▸ **Task description**: Filter the entries that follow, copying every line in which the word "чтобы" appears.

[Data entries]
|---|

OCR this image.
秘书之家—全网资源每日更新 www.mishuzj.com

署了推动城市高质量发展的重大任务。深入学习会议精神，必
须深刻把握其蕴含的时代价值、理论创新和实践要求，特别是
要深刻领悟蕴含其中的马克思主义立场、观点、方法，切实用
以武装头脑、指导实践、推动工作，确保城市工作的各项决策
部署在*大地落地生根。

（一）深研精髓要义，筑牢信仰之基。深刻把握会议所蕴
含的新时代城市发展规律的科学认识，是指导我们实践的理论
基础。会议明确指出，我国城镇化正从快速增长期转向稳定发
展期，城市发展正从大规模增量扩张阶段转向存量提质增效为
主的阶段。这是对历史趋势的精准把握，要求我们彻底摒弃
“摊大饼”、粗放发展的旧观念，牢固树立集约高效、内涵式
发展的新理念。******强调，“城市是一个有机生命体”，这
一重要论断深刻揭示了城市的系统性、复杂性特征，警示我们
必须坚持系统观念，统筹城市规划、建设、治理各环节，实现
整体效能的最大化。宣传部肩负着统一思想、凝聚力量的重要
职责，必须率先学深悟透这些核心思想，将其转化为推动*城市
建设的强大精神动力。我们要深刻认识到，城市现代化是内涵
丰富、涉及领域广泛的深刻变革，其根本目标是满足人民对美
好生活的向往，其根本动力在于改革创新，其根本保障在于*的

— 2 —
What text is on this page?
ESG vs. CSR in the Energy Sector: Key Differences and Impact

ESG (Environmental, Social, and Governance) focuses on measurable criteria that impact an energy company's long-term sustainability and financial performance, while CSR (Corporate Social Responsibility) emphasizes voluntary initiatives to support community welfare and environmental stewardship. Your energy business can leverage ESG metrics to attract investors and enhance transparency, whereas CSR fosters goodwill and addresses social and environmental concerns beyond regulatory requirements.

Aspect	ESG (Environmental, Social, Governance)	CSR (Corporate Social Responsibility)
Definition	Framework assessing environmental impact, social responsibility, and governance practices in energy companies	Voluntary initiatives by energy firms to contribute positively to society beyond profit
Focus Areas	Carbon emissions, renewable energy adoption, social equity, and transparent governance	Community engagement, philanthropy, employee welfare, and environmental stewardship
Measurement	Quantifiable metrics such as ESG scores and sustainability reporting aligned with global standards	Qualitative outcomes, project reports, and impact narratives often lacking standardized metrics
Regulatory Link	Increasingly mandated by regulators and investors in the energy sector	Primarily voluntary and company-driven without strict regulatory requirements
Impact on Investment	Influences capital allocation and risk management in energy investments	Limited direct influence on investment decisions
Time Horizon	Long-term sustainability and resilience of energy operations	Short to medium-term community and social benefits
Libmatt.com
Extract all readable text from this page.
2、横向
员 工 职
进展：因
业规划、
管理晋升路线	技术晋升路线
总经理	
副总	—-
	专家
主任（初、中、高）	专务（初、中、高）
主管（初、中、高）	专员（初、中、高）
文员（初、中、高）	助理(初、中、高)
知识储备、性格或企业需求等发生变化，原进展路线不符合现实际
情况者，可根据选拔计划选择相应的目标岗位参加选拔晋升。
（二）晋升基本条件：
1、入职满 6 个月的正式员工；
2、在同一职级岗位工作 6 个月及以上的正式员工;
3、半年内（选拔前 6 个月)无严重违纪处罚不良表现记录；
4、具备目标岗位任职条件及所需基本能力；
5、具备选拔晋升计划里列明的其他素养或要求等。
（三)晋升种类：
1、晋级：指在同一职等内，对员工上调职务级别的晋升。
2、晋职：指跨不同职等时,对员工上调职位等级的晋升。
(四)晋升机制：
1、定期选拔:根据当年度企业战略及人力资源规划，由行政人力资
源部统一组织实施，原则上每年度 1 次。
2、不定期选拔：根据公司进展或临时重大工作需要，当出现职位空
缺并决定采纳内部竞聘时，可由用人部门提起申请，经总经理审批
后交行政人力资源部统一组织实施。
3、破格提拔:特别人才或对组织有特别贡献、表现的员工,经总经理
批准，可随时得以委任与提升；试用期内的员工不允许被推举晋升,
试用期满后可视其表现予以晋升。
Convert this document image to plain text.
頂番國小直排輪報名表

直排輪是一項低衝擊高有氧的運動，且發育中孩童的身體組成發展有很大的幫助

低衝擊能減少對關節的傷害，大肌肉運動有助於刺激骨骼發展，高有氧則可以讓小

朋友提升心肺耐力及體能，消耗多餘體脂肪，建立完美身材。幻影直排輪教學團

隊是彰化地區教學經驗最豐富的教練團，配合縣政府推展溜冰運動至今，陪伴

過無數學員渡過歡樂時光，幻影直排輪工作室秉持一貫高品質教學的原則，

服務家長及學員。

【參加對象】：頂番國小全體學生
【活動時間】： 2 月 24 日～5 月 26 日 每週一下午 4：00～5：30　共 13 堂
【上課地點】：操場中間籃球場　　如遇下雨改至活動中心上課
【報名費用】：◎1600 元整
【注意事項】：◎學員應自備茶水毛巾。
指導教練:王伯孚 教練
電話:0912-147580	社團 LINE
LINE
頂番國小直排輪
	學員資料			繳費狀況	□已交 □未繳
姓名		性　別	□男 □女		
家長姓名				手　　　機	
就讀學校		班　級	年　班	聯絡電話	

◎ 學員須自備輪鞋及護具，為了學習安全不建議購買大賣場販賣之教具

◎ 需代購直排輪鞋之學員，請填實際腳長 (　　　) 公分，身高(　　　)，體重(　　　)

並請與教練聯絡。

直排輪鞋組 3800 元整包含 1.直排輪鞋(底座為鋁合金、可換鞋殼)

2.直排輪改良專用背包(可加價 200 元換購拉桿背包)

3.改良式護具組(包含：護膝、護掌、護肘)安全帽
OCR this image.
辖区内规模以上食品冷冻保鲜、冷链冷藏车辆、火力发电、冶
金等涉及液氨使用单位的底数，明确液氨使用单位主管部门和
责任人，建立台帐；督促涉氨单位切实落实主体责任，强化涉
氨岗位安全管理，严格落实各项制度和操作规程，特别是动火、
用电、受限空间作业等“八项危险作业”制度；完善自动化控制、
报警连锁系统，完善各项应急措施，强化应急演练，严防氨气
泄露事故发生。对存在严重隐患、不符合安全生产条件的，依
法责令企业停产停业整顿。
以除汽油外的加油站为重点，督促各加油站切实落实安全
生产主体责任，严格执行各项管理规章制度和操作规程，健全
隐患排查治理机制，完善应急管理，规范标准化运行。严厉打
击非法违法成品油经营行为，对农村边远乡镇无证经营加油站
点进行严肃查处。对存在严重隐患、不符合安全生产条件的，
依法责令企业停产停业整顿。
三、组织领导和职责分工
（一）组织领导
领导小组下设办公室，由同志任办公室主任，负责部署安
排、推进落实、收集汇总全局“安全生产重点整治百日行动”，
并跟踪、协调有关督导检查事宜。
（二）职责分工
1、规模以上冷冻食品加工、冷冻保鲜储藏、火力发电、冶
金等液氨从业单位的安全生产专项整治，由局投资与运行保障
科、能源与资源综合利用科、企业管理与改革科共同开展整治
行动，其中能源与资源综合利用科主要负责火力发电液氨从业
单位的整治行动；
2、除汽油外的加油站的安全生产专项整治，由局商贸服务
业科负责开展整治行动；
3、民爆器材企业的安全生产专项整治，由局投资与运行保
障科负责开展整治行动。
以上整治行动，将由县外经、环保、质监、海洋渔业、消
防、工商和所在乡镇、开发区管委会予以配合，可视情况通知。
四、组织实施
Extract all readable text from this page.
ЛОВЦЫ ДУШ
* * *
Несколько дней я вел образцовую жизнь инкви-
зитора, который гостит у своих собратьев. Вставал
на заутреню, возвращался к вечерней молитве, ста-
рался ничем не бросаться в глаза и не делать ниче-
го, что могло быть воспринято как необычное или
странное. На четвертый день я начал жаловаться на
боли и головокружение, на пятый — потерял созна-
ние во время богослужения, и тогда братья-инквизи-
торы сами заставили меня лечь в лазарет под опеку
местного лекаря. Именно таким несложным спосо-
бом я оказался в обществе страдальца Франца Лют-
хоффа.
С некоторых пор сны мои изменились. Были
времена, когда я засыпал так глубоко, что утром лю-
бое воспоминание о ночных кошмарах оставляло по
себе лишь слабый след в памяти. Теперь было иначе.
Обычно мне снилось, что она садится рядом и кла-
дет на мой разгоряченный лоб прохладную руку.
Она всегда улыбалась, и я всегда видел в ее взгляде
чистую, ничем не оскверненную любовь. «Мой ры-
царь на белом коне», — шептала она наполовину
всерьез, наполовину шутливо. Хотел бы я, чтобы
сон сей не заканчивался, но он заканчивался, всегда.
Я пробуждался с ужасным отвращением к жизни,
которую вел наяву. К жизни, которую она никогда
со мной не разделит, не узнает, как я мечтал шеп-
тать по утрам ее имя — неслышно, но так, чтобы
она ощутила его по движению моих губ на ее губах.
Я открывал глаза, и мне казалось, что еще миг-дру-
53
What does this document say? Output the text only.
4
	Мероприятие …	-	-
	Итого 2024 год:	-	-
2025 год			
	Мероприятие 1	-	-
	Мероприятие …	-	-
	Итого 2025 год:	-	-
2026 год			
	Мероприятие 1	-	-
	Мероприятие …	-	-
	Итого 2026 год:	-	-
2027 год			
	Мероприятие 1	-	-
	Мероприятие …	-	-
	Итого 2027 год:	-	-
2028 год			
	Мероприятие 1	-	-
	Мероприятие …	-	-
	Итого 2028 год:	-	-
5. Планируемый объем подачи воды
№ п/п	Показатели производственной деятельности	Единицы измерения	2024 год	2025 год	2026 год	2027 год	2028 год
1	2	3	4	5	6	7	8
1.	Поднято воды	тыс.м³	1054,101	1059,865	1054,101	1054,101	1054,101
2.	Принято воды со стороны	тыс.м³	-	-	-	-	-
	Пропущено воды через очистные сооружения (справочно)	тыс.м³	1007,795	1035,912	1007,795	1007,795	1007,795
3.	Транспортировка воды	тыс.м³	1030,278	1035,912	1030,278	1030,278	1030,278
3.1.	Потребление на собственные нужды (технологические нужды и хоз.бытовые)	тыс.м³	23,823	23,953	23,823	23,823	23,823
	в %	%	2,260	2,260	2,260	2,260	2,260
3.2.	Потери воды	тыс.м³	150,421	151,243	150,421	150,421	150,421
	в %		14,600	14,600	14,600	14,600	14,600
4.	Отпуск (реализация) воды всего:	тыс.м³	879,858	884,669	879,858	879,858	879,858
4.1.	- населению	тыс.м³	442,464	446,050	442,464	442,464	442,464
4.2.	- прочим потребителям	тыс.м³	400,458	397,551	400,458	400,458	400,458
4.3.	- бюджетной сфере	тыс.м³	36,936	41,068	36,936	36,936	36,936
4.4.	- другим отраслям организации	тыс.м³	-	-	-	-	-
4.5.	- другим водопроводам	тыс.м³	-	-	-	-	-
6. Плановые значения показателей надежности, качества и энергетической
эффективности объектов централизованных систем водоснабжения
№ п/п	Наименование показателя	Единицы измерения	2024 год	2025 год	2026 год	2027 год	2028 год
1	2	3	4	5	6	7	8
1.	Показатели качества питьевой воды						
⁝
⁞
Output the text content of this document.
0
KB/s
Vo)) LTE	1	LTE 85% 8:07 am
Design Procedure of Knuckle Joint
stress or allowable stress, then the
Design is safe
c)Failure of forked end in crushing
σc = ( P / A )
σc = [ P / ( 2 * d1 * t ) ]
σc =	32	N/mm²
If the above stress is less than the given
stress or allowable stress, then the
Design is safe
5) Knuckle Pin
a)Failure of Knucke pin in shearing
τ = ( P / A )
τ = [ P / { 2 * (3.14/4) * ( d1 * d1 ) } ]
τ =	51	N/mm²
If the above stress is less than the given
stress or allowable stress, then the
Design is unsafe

|---|

▸ **Problem solution**:
всерьез, наполовину шутливо. Хотел бы я, чтобы
тать по утрам ее имя — неслышно, но так, чтобы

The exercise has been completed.